[START OF Input records]

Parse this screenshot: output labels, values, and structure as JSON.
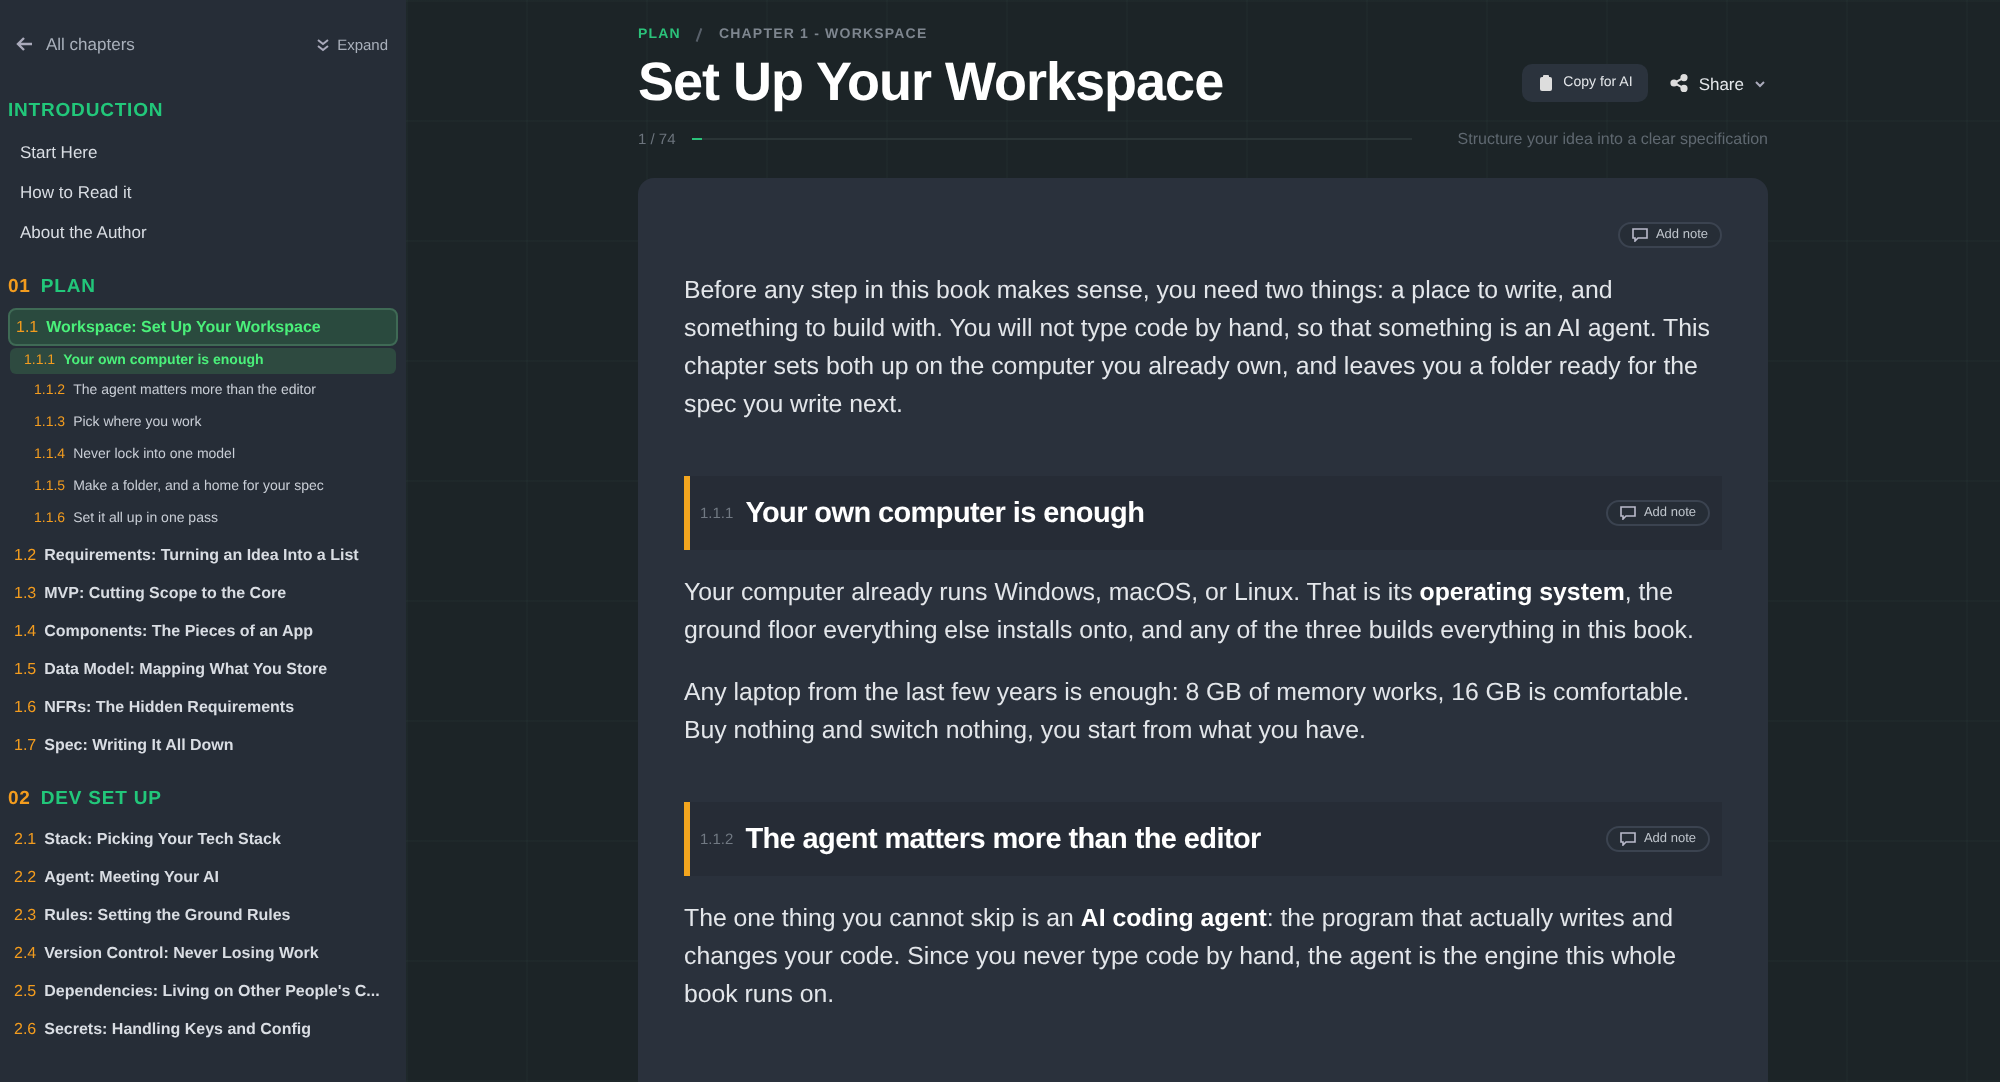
{
  "sidebar": {
    "back": "All chapters",
    "expand": "Expand",
    "sections": [
      {
        "title": "INTRODUCTION",
        "items": [
          {
            "label": "Start Here",
            "selected": false
          },
          {
            "label": "How to Read it",
            "selected": false
          },
          {
            "label": "About the Author",
            "selected": false
          }
        ]
      },
      {
        "number": "01",
        "title": "PLAN",
        "items": [
          {
            "number": "1.1",
            "label": "Workspace: Set Up Your Workspace",
            "selected": true,
            "children": [
              {
                "number": "1.1.1",
                "label": "Your own computer is enough",
                "selected": true
              },
              {
                "number": "1.1.2",
                "label": "The agent matters more than the editor",
                "selected": false
              },
              {
                "number": "1.1.3",
                "label": "Pick where you work",
                "selected": false
              },
              {
                "number": "1.1.4",
                "label": "Never lock into one model",
                "selected": false
              },
              {
                "number": "1.1.5",
                "label": "Make a folder, and a home for your spec",
                "selected": false
              },
              {
                "number": "1.1.6",
                "label": "Set it all up in one pass",
                "selected": false
              }
            ]
          },
          {
            "number": "1.2",
            "label": "Requirements: Turning an Idea Into a List",
            "selected": false
          },
          {
            "number": "1.3",
            "label": "MVP: Cutting Scope to the Core",
            "selected": false
          },
          {
            "number": "1.4",
            "label": "Components: The Pieces of an App",
            "selected": false
          },
          {
            "number": "1.5",
            "label": "Data Model: Mapping What You Store",
            "selected": false
          },
          {
            "number": "1.6",
            "label": "NFRs: The Hidden Requirements",
            "selected": false
          },
          {
            "number": "1.7",
            "label": "Spec: Writing It All Down",
            "selected": false
          }
        ]
      },
      {
        "number": "02",
        "title": "DEV SET UP",
        "items": [
          {
            "number": "2.1",
            "label": "Stack: Picking Your Tech Stack",
            "selected": false
          },
          {
            "number": "2.2",
            "label": "Agent: Meeting Your AI",
            "selected": false
          },
          {
            "number": "2.3",
            "label": "Rules: Setting the Ground Rules",
            "selected": false
          },
          {
            "number": "2.4",
            "label": "Version Control: Never Losing Work",
            "selected": false
          },
          {
            "number": "2.5",
            "label": "Dependencies: Living on Other People's C...",
            "selected": false
          },
          {
            "number": "2.6",
            "label": "Secrets: Handling Keys and Config",
            "selected": false
          }
        ]
      }
    ]
  },
  "breadcrumb": [
    "PLAN",
    "CHAPTER 1 - WORKSPACE"
  ],
  "title": "Set Up Your Workspace",
  "actions": {
    "copy": "Copy for AI",
    "share": "Share"
  },
  "progress": {
    "counter": "1 / 74",
    "level": 0.014,
    "subtitle": "Structure your idea into a clear specification"
  },
  "article": {
    "note": "Add note",
    "blocks": [
      {
        "kind": "paragraph",
        "text": "Before any step in this book makes sense, you need two things: a place to write, and something to build with. You will not type code by hand, so that something is an AI agent. This chapter sets both up on the computer you already own, and leaves you a folder ready for the spec you write next."
      },
      {
        "kind": "heading",
        "number": "1.1.1",
        "text": "Your own computer is enough",
        "note": "Add note"
      },
      {
        "kind": "paragraph",
        "text": "Your computer already runs Windows, macOS, or Linux. That is its **operating system**, the ground floor everything else installs onto, and any of the three builds everything in this book."
      },
      {
        "kind": "paragraph",
        "text": "Any laptop from the last few years is enough: 8 GB of memory works, 16 GB is comfortable. Buy nothing and switch nothing, you start from what you have."
      },
      {
        "kind": "heading",
        "number": "1.1.2",
        "text": "The agent matters more than the editor",
        "note": "Add note"
      },
      {
        "kind": "paragraph",
        "text": "The one thing you cannot skip is an **AI coding agent**: the program that actually writes and changes your code. Since you never type code by hand, the agent is the engine this whole book runs on."
      }
    ]
  }
}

[END OF Input records]

Set task: Copy each line of the records precisely and drop any images they hold.

Reply:
Parse this screenshot: output labels, values, and structure as JSON.
{
  "sidebar": {
    "back": "All chapters",
    "expand": "Expand",
    "sections": [
      {
        "title": "INTRODUCTION",
        "items": [
          {
            "label": "Start Here",
            "selected": false
          },
          {
            "label": "How to Read it",
            "selected": false
          },
          {
            "label": "About the Author",
            "selected": false
          }
        ]
      },
      {
        "number": "01",
        "title": "PLAN",
        "items": [
          {
            "number": "1.1",
            "label": "Workspace: Set Up Your Workspace",
            "selected": true,
            "children": [
              {
                "number": "1.1.1",
                "label": "Your own computer is enough",
                "selected": true
              },
              {
                "number": "1.1.2",
                "label": "The agent matters more than the editor",
                "selected": false
              },
              {
                "number": "1.1.3",
                "label": "Pick where you work",
                "selected": false
              },
              {
                "number": "1.1.4",
                "label": "Never lock into one model",
                "selected": false
              },
              {
                "number": "1.1.5",
                "label": "Make a folder, and a home for your spec",
                "selected": false
              },
              {
                "number": "1.1.6",
                "label": "Set it all up in one pass",
                "selected": false
              }
            ]
          },
          {
            "number": "1.2",
            "label": "Requirements: Turning an Idea Into a List",
            "selected": false
          },
          {
            "number": "1.3",
            "label": "MVP: Cutting Scope to the Core",
            "selected": false
          },
          {
            "number": "1.4",
            "label": "Components: The Pieces of an App",
            "selected": false
          },
          {
            "number": "1.5",
            "label": "Data Model: Mapping What You Store",
            "selected": false
          },
          {
            "number": "1.6",
            "label": "NFRs: The Hidden Requirements",
            "selected": false
          },
          {
            "number": "1.7",
            "label": "Spec: Writing It All Down",
            "selected": false
          }
        ]
      },
      {
        "number": "02",
        "title": "DEV SET UP",
        "items": [
          {
            "number": "2.1",
            "label": "Stack: Picking Your Tech Stack",
            "selected": false
          },
          {
            "number": "2.2",
            "label": "Agent: Meeting Your AI",
            "selected": false
          },
          {
            "number": "2.3",
            "label": "Rules: Setting the Ground Rules",
            "selected": false
          },
          {
            "number": "2.4",
            "label": "Version Control: Never Losing Work",
            "selected": false
          },
          {
            "number": "2.5",
            "label": "Dependencies: Living on Other People's C...",
            "selected": false
          },
          {
            "number": "2.6",
            "label": "Secrets: Handling Keys and Config",
            "selected": false
          }
        ]
      }
    ]
  },
  "breadcrumb": [
    "PLAN",
    "CHAPTER 1 - WORKSPACE"
  ],
  "title": "Set Up Your Workspace",
  "actions": {
    "copy": "Copy for AI",
    "share": "Share"
  },
  "progress": {
    "counter": "1 / 74",
    "level": 0.014,
    "subtitle": "Structure your idea into a clear specification"
  },
  "article": {
    "note": "Add note",
    "blocks": [
      {
        "kind": "paragraph",
        "text": "Before any step in this book makes sense, you need two things: a place to write, and something to build with. You will not type code by hand, so that something is an AI agent. This chapter sets both up on the computer you already own, and leaves you a folder ready for the spec you write next."
      },
      {
        "kind": "heading",
        "number": "1.1.1",
        "text": "Your own computer is enough",
        "note": "Add note"
      },
      {
        "kind": "paragraph",
        "text": "Your computer already runs Windows, macOS, or Linux. That is its **operating system**, the ground floor everything else installs onto, and any of the three builds everything in this book."
      },
      {
        "kind": "paragraph",
        "text": "Any laptop from the last few years is enough: 8 GB of memory works, 16 GB is comfortable. Buy nothing and switch nothing, you start from what you have."
      },
      {
        "kind": "heading",
        "number": "1.1.2",
        "text": "The agent matters more than the editor",
        "note": "Add note"
      },
      {
        "kind": "paragraph",
        "text": "The one thing you cannot skip is an **AI coding agent**: the program that actually writes and changes your code. Since you never type code by hand, the agent is the engine this whole book runs on."
      }
    ]
  }
}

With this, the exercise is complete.